**What needs to be done**.
Copy each line of the records that holds the string "Chart".

Start of Information

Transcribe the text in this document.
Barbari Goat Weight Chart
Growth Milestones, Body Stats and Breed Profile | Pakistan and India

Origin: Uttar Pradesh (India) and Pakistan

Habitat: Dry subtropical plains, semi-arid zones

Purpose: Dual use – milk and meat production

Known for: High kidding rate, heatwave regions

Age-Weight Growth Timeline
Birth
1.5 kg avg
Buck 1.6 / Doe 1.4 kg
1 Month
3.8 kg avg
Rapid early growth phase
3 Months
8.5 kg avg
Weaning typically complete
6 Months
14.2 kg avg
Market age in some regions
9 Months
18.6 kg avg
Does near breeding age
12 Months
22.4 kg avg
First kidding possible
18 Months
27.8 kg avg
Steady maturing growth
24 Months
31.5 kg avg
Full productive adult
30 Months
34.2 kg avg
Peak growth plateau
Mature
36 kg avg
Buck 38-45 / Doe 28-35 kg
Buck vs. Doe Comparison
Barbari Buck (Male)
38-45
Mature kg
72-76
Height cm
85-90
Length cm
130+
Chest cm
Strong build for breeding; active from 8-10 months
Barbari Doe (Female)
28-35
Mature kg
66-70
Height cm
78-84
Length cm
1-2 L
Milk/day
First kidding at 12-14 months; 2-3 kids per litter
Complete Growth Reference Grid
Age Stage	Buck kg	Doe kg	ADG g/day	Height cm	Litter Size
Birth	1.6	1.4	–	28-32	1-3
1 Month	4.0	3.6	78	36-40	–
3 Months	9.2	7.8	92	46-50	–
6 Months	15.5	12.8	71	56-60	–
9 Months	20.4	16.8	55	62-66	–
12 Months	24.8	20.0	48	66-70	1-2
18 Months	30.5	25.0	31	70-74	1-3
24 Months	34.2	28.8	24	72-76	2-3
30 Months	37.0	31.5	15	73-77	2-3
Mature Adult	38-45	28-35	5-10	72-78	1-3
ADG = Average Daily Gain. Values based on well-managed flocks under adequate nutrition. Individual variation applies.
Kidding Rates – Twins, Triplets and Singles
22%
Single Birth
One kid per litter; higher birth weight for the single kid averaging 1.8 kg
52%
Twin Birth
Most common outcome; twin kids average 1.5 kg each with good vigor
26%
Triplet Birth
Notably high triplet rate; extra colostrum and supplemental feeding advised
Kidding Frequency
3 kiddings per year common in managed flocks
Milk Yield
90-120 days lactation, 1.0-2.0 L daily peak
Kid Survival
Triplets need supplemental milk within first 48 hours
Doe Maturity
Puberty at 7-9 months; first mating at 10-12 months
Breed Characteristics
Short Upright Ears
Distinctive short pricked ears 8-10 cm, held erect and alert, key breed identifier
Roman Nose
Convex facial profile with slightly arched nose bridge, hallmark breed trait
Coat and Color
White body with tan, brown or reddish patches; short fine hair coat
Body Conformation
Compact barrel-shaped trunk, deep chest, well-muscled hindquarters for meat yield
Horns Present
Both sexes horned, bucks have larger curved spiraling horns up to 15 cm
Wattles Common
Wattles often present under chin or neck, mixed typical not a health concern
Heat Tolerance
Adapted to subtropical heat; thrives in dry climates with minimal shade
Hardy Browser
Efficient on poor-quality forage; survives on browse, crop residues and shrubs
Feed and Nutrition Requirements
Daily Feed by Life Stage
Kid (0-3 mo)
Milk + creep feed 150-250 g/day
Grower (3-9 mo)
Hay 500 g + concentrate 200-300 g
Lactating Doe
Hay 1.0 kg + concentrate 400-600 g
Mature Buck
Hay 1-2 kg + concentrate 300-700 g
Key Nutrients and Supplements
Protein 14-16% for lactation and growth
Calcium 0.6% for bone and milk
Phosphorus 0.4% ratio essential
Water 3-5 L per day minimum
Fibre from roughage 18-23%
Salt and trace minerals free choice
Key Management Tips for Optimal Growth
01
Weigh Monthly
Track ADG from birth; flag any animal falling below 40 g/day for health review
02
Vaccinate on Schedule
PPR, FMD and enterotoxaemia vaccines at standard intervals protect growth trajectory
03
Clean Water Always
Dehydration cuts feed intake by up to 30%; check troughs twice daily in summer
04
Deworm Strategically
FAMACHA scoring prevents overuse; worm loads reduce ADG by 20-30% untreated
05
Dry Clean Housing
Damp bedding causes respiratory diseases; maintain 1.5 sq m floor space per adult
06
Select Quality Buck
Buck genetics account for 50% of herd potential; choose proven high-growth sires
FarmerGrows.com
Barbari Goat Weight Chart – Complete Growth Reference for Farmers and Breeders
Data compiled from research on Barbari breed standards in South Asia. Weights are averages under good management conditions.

End of Information

**Written solution**.
Barbari Goat Weight Chart
Barbari Goat Weight Chart – Complete Growth Reference for Farmers and Breeders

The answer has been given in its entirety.